STATED PROBLEM>
Repeat each record below exactly as given.

Part of a data file>
[Begin]

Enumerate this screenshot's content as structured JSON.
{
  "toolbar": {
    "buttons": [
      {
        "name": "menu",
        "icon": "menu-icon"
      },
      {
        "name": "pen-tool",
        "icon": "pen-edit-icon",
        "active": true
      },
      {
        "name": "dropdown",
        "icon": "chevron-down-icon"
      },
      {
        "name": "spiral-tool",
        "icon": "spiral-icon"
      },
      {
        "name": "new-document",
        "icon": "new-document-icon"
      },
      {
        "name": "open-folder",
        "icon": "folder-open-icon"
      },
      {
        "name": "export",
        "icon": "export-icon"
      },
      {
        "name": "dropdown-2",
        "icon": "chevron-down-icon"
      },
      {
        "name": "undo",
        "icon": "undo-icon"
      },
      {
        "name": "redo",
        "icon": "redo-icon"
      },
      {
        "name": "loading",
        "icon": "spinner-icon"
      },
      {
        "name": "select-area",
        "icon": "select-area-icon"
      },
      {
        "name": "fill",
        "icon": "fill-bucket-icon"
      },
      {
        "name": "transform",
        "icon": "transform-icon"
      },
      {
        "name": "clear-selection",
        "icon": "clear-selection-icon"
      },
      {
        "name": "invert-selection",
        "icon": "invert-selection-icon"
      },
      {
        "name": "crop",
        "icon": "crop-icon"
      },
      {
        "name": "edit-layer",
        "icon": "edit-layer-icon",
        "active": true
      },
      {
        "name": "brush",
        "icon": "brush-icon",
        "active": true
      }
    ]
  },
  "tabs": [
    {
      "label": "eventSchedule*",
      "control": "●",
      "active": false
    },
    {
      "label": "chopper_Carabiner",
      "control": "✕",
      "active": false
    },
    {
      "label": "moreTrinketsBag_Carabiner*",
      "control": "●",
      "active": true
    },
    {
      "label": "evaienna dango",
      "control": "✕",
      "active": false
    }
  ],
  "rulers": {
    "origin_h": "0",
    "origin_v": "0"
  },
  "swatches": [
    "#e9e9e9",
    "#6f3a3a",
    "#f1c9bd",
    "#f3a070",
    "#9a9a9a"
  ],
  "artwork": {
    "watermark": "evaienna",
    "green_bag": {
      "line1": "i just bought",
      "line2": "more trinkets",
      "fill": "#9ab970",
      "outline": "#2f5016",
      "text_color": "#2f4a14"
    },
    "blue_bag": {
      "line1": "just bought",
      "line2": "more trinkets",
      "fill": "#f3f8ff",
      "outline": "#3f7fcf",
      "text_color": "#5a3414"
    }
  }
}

[End]

OUTPUT BELOW>
Enumerate this screenshot's content as structured JSON.
{
  "toolbar": {
    "buttons": [
      {
        "name": "menu",
        "icon": "menu-icon"
      },
      {
        "name": "pen-tool",
        "icon": "pen-edit-icon",
        "active": true
      },
      {
        "name": "dropdown",
        "icon": "chevron-down-icon"
      },
      {
        "name": "spiral-tool",
        "icon": "spiral-icon"
      },
      {
        "name": "new-document",
        "icon": "new-document-icon"
      },
      {
        "name": "open-folder",
        "icon": "folder-open-icon"
      },
      {
        "name": "export",
        "icon": "export-icon"
      },
      {
        "name": "dropdown-2",
        "icon": "chevron-down-icon"
      },
      {
        "name": "undo",
        "icon": "undo-icon"
      },
      {
        "name": "redo",
        "icon": "redo-icon"
      },
      {
        "name": "loading",
        "icon": "spinner-icon"
      },
      {
        "name": "select-area",
        "icon": "select-area-icon"
      },
      {
        "name": "fill",
        "icon": "fill-bucket-icon"
      },
      {
        "name": "transform",
        "icon": "transform-icon"
      },
      {
        "name": "clear-selection",
        "icon": "clear-selection-icon"
      },
      {
        "name": "invert-selection",
        "icon": "invert-selection-icon"
      },
      {
        "name": "crop",
        "icon": "crop-icon"
      },
      {
        "name": "edit-layer",
        "icon": "edit-layer-icon",
        "active": true
      },
      {
        "name": "brush",
        "icon": "brush-icon",
        "active": true
      }
    ]
  },
  "tabs": [
    {
      "label": "eventSchedule*",
      "control": "●",
      "active": false
    },
    {
      "label": "chopper_Carabiner",
      "control": "✕",
      "active": false
    },
    {
      "label": "moreTrinketsBag_Carabiner*",
      "control": "●",
      "active": true
    },
    {
      "label": "evaienna dango",
      "control": "✕",
      "active": false
    }
  ],
  "rulers": {
    "origin_h": "0",
    "origin_v": "0"
  },
  "swatches": [
    "#e9e9e9",
    "#6f3a3a",
    "#f1c9bd",
    "#f3a070",
    "#9a9a9a"
  ],
  "artwork": {
    "watermark": "evaienna",
    "green_bag": {
      "line1": "i just bought",
      "line2": "more trinkets",
      "fill": "#9ab970",
      "outline": "#2f5016",
      "text_color": "#2f4a14"
    },
    "blue_bag": {
      "line1": "just bought",
      "line2": "more trinkets",
      "fill": "#f3f8ff",
      "outline": "#3f7fcf",
      "text_color": "#5a3414"
    }
  }
}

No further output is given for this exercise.